Supplied information =>

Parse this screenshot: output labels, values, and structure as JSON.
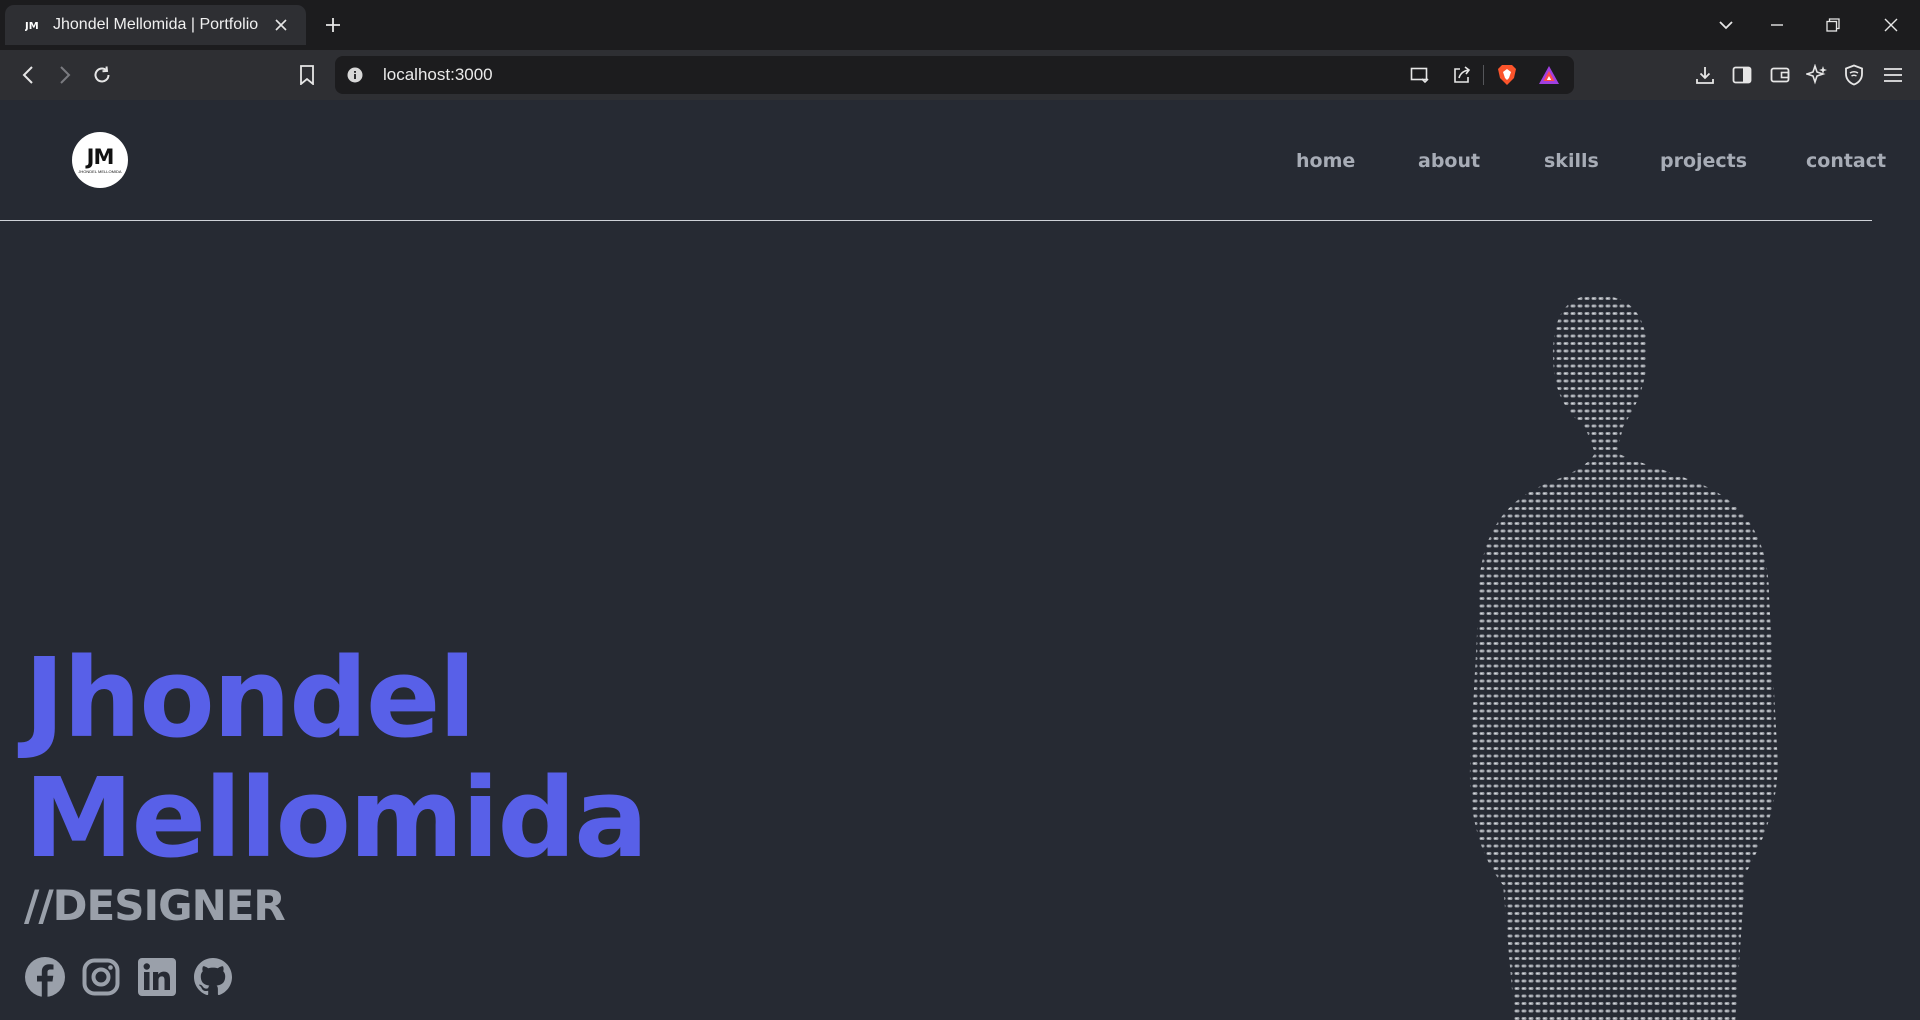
{
  "browser": {
    "tab_title": "Jhondel Mellomida | Portfolio",
    "url": "localhost:3000",
    "icons": [
      "back-arrow-icon",
      "forward-arrow-icon",
      "reload-icon",
      "bookmark-icon",
      "info-icon",
      "cast-icon",
      "share-icon",
      "brave-shields-icon",
      "brave-rewards-icon",
      "download-icon",
      "sidebar-icon",
      "wallet-icon",
      "leo-ai-icon",
      "vpn-icon",
      "menu-icon"
    ]
  },
  "site": {
    "logo_text": "JM",
    "logo_subtext": "JHONDEL MELLOMIDA",
    "nav": [
      "home",
      "about",
      "skills",
      "projects",
      "contact"
    ],
    "hero": {
      "first_name": "Jhondel",
      "last_name": "Mellomida",
      "role": "//DESIGNER"
    },
    "socials": [
      "facebook-icon",
      "instagram-icon",
      "linkedin-icon",
      "github-icon"
    ],
    "colors": {
      "background": "#262a33",
      "accent": "#5860e8",
      "muted": "#9aa0aa",
      "nav": "#a7acb6"
    }
  }
}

Work to be completed => Take the records above and transcribe them exactly, dropping every picture.

The completed task =>
Parse this screenshot: output labels, values, and structure as JSON.
{
  "browser": {
    "tab_title": "Jhondel Mellomida | Portfolio",
    "url": "localhost:3000",
    "icons": [
      "back-arrow-icon",
      "forward-arrow-icon",
      "reload-icon",
      "bookmark-icon",
      "info-icon",
      "cast-icon",
      "share-icon",
      "brave-shields-icon",
      "brave-rewards-icon",
      "download-icon",
      "sidebar-icon",
      "wallet-icon",
      "leo-ai-icon",
      "vpn-icon",
      "menu-icon"
    ]
  },
  "site": {
    "logo_text": "JM",
    "logo_subtext": "JHONDEL MELLOMIDA",
    "nav": [
      "home",
      "about",
      "skills",
      "projects",
      "contact"
    ],
    "hero": {
      "first_name": "Jhondel",
      "last_name": "Mellomida",
      "role": "//DESIGNER"
    },
    "socials": [
      "facebook-icon",
      "instagram-icon",
      "linkedin-icon",
      "github-icon"
    ],
    "colors": {
      "background": "#262a33",
      "accent": "#5860e8",
      "muted": "#9aa0aa",
      "nav": "#a7acb6"
    }
  }
}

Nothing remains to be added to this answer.